##### RECORDS FOR THE EXERCISE

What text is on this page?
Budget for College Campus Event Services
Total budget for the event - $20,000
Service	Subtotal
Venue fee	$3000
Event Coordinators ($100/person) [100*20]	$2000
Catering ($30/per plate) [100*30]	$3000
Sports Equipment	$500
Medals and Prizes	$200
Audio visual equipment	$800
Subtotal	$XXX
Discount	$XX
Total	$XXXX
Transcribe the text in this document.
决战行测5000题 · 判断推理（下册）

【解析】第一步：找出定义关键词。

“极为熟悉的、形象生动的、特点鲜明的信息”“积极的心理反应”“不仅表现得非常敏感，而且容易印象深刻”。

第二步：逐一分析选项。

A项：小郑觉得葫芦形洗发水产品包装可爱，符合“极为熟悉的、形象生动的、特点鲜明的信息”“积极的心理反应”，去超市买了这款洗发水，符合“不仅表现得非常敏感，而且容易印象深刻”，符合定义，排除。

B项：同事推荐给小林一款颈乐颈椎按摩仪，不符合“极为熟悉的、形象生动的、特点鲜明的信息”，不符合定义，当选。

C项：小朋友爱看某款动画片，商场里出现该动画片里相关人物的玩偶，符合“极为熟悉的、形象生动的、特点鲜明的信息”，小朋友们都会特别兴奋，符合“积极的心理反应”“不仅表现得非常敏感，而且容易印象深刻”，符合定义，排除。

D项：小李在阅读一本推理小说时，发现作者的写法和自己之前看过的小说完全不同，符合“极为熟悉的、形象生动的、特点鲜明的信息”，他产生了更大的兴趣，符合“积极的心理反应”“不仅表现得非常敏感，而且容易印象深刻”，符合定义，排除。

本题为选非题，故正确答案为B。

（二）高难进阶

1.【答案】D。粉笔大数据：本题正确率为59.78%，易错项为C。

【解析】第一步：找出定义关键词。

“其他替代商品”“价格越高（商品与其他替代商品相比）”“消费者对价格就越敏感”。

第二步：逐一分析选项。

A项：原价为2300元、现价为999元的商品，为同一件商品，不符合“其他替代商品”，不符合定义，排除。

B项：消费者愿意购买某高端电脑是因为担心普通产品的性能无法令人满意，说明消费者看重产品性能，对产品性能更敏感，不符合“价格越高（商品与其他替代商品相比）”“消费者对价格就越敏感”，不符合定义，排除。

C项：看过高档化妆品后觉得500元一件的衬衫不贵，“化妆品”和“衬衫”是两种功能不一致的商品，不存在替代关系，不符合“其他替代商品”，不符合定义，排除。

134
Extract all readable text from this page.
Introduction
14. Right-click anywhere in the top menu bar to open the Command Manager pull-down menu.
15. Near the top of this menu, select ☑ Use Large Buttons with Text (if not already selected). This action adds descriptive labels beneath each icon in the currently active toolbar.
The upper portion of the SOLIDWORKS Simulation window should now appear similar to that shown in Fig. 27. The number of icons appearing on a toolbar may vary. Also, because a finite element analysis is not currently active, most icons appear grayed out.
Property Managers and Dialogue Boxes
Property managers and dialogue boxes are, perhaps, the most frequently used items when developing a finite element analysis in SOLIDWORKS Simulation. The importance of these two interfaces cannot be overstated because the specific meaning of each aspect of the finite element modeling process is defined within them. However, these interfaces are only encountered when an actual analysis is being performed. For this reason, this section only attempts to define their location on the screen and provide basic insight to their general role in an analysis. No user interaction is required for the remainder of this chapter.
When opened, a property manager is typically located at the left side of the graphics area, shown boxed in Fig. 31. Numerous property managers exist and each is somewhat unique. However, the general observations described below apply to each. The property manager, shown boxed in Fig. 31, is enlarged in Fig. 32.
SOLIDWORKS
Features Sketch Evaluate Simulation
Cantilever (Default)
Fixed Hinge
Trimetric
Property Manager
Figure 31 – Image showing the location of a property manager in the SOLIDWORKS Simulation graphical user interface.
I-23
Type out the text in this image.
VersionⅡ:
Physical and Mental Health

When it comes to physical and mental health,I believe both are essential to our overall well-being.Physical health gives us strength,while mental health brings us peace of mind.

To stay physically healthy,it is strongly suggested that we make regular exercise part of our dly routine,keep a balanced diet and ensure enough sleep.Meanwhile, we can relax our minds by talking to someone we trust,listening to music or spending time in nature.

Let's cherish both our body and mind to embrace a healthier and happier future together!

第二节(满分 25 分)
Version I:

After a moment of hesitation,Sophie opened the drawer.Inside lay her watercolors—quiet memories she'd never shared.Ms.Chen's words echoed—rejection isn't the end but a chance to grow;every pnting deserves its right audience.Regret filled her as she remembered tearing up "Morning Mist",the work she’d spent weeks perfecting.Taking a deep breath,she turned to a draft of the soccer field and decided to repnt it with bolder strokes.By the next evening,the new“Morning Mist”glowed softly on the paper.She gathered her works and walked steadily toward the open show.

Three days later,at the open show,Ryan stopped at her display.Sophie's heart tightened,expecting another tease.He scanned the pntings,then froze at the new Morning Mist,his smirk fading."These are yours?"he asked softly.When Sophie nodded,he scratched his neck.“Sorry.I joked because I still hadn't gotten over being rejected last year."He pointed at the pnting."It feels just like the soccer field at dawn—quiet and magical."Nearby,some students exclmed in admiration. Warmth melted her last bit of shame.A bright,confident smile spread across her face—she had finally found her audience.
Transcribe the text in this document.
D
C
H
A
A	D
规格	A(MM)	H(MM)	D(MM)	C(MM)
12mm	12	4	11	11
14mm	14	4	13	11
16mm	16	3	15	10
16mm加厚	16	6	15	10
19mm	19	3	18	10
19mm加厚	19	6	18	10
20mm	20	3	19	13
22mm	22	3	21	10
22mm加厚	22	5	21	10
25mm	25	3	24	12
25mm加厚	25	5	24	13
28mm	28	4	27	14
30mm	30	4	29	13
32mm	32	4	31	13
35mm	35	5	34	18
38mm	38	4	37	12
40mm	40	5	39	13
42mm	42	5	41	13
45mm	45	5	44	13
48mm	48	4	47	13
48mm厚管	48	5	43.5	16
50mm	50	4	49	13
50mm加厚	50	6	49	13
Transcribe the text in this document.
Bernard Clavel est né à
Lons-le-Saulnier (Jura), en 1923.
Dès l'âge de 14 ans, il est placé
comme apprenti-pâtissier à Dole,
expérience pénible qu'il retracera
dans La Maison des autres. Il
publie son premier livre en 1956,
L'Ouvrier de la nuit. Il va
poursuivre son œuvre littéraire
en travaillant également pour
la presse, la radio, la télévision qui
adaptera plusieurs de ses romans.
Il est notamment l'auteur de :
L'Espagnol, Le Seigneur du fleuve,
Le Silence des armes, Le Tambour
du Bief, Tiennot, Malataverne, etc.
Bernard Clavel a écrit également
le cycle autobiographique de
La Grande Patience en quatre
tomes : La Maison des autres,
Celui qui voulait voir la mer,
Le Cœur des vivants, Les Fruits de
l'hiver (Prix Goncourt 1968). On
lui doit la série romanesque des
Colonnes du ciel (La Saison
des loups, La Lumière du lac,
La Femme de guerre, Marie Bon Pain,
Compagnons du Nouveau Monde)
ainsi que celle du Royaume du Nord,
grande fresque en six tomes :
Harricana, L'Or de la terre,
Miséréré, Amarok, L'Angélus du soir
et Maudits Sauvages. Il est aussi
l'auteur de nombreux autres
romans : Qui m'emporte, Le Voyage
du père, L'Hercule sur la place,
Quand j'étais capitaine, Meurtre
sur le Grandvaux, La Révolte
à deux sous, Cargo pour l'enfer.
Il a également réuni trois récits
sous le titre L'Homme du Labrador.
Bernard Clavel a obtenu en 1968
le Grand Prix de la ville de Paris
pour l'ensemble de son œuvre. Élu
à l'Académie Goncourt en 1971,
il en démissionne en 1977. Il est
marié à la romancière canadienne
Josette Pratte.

##########

Copy the records above exactly.

ANSWER TO THIS EXERCISE:
What text is on this page?
Budget for College Campus Event Services
Total budget for the event - $20,000
Service	Subtotal
Venue fee	$3000
Event Coordinators ($100/person) [100*20]	$2000
Catering ($30/per plate) [100*30]	$3000
Sports Equipment	$500
Medals and Prizes	$200
Audio visual equipment	$800
Subtotal	$XXX
Discount	$XX
Total	$XXXX
Transcribe the text in this document.
决战行测5000题 · 判断推理（下册）

【解析】第一步：找出定义关键词。

“极为熟悉的、形象生动的、特点鲜明的信息”“积极的心理反应”“不仅表现得非常敏感，而且容易印象深刻”。

第二步：逐一分析选项。

A项：小郑觉得葫芦形洗发水产品包装可爱，符合“极为熟悉的、形象生动的、特点鲜明的信息”“积极的心理反应”，去超市买了这款洗发水，符合“不仅表现得非常敏感，而且容易印象深刻”，符合定义，排除。

B项：同事推荐给小林一款颈乐颈椎按摩仪，不符合“极为熟悉的、形象生动的、特点鲜明的信息”，不符合定义，当选。

C项：小朋友爱看某款动画片，商场里出现该动画片里相关人物的玩偶，符合“极为熟悉的、形象生动的、特点鲜明的信息”，小朋友们都会特别兴奋，符合“积极的心理反应”“不仅表现得非常敏感，而且容易印象深刻”，符合定义，排除。

D项：小李在阅读一本推理小说时，发现作者的写法和自己之前看过的小说完全不同，符合“极为熟悉的、形象生动的、特点鲜明的信息”，他产生了更大的兴趣，符合“积极的心理反应”“不仅表现得非常敏感，而且容易印象深刻”，符合定义，排除。

本题为选非题，故正确答案为B。

（二）高难进阶

1.【答案】D。粉笔大数据：本题正确率为59.78%，易错项为C。

【解析】第一步：找出定义关键词。

“其他替代商品”“价格越高（商品与其他替代商品相比）”“消费者对价格就越敏感”。

第二步：逐一分析选项。

A项：原价为2300元、现价为999元的商品，为同一件商品，不符合“其他替代商品”，不符合定义，排除。

B项：消费者愿意购买某高端电脑是因为担心普通产品的性能无法令人满意，说明消费者看重产品性能，对产品性能更敏感，不符合“价格越高（商品与其他替代商品相比）”“消费者对价格就越敏感”，不符合定义，排除。

C项：看过高档化妆品后觉得500元一件的衬衫不贵，“化妆品”和“衬衫”是两种功能不一致的商品，不存在替代关系，不符合“其他替代商品”，不符合定义，排除。

134
Extract all readable text from this page.
Introduction
14. Right-click anywhere in the top menu bar to open the Command Manager pull-down menu.
15. Near the top of this menu, select ☑ Use Large Buttons with Text (if not already selected). This action adds descriptive labels beneath each icon in the currently active toolbar.
The upper portion of the SOLIDWORKS Simulation window should now appear similar to that shown in Fig. 27. The number of icons appearing on a toolbar may vary. Also, because a finite element analysis is not currently active, most icons appear grayed out.
Property Managers and Dialogue Boxes
Property managers and dialogue boxes are, perhaps, the most frequently used items when developing a finite element analysis in SOLIDWORKS Simulation. The importance of these two interfaces cannot be overstated because the specific meaning of each aspect of the finite element modeling process is defined within them. However, these interfaces are only encountered when an actual analysis is being performed. For this reason, this section only attempts to define their location on the screen and provide basic insight to their general role in an analysis. No user interaction is required for the remainder of this chapter.
When opened, a property manager is typically located at the left side of the graphics area, shown boxed in Fig. 31. Numerous property managers exist and each is somewhat unique. However, the general observations described below apply to each. The property manager, shown boxed in Fig. 31, is enlarged in Fig. 32.
SOLIDWORKS
Features Sketch Evaluate Simulation
Cantilever (Default)
Fixed Hinge
Trimetric
Property Manager
Figure 31 – Image showing the location of a property manager in the SOLIDWORKS Simulation graphical user interface.
I-23
Type out the text in this image.
VersionⅡ:
Physical and Mental Health

When it comes to physical and mental health,I believe both are essential to our overall well-being.Physical health gives us strength,while mental health brings us peace of mind.

To stay physically healthy,it is strongly suggested that we make regular exercise part of our dly routine,keep a balanced diet and ensure enough sleep.Meanwhile, we can relax our minds by talking to someone we trust,listening to music or spending time in nature.

Let's cherish both our body and mind to embrace a healthier and happier future together!

第二节(满分 25 分)
Version I:

After a moment of hesitation,Sophie opened the drawer.Inside lay her watercolors—quiet memories she'd never shared.Ms.Chen's words echoed—rejection isn't the end but a chance to grow;every pnting deserves its right audience.Regret filled her as she remembered tearing up "Morning Mist",the work she’d spent weeks perfecting.Taking a deep breath,she turned to a draft of the soccer field and decided to repnt it with bolder strokes.By the next evening,the new“Morning Mist”glowed softly on the paper.She gathered her works and walked steadily toward the open show.

Three days later,at the open show,Ryan stopped at her display.Sophie's heart tightened,expecting another tease.He scanned the pntings,then froze at the new Morning Mist,his smirk fading."These are yours?"he asked softly.When Sophie nodded,he scratched his neck.“Sorry.I joked because I still hadn't gotten over being rejected last year."He pointed at the pnting."It feels just like the soccer field at dawn—quiet and magical."Nearby,some students exclmed in admiration. Warmth melted her last bit of shame.A bright,confident smile spread across her face—she had finally found her audience.
Transcribe the text in this document.
D
C
H
A
A	D
规格	A(MM)	H(MM)	D(MM)	C(MM)
12mm	12	4	11	11
14mm	14	4	13	11
16mm	16	3	15	10
16mm加厚	16	6	15	10
19mm	19	3	18	10
19mm加厚	19	6	18	10
20mm	20	3	19	13
22mm	22	3	21	10
22mm加厚	22	5	21	10
25mm	25	3	24	12
25mm加厚	25	5	24	13
28mm	28	4	27	14
30mm	30	4	29	13
32mm	32	4	31	13
35mm	35	5	34	18
38mm	38	4	37	12
40mm	40	5	39	13
42mm	42	5	41	13
45mm	45	5	44	13
48mm	48	4	47	13
48mm厚管	48	5	43.5	16
50mm	50	4	49	13
50mm加厚	50	6	49	13
Transcribe the text in this document.
Bernard Clavel est né à
Lons-le-Saulnier (Jura), en 1923.
Dès l'âge de 14 ans, il est placé
comme apprenti-pâtissier à Dole,
expérience pénible qu'il retracera
dans La Maison des autres. Il
publie son premier livre en 1956,
L'Ouvrier de la nuit. Il va
poursuivre son œuvre littéraire
en travaillant également pour
la presse, la radio, la télévision qui
adaptera plusieurs de ses romans.
Il est notamment l'auteur de :
L'Espagnol, Le Seigneur du fleuve,
Le Silence des armes, Le Tambour
du Bief, Tiennot, Malataverne, etc.
Bernard Clavel a écrit également
le cycle autobiographique de
La Grande Patience en quatre
tomes : La Maison des autres,
Celui qui voulait voir la mer,
Le Cœur des vivants, Les Fruits de
l'hiver (Prix Goncourt 1968). On
lui doit la série romanesque des
Colonnes du ciel (La Saison
des loups, La Lumière du lac,
La Femme de guerre, Marie Bon Pain,
Compagnons du Nouveau Monde)
ainsi que celle du Royaume du Nord,
grande fresque en six tomes :
Harricana, L'Or de la terre,
Miséréré, Amarok, L'Angélus du soir
et Maudits Sauvages. Il est aussi
l'auteur de nombreux autres
romans : Qui m'emporte, Le Voyage
du père, L'Hercule sur la place,
Quand j'étais capitaine, Meurtre
sur le Grandvaux, La Révolte
à deux sous, Cargo pour l'enfer.
Il a également réuni trois récits
sous le titre L'Homme du Labrador.
Bernard Clavel a obtenu en 1968
le Grand Prix de la ville de Paris
pour l'ensemble de son œuvre. Élu
à l'Académie Goncourt en 1971,
il en démissionne en 1977. Il est
marié à la romancière canadienne
Josette Pratte.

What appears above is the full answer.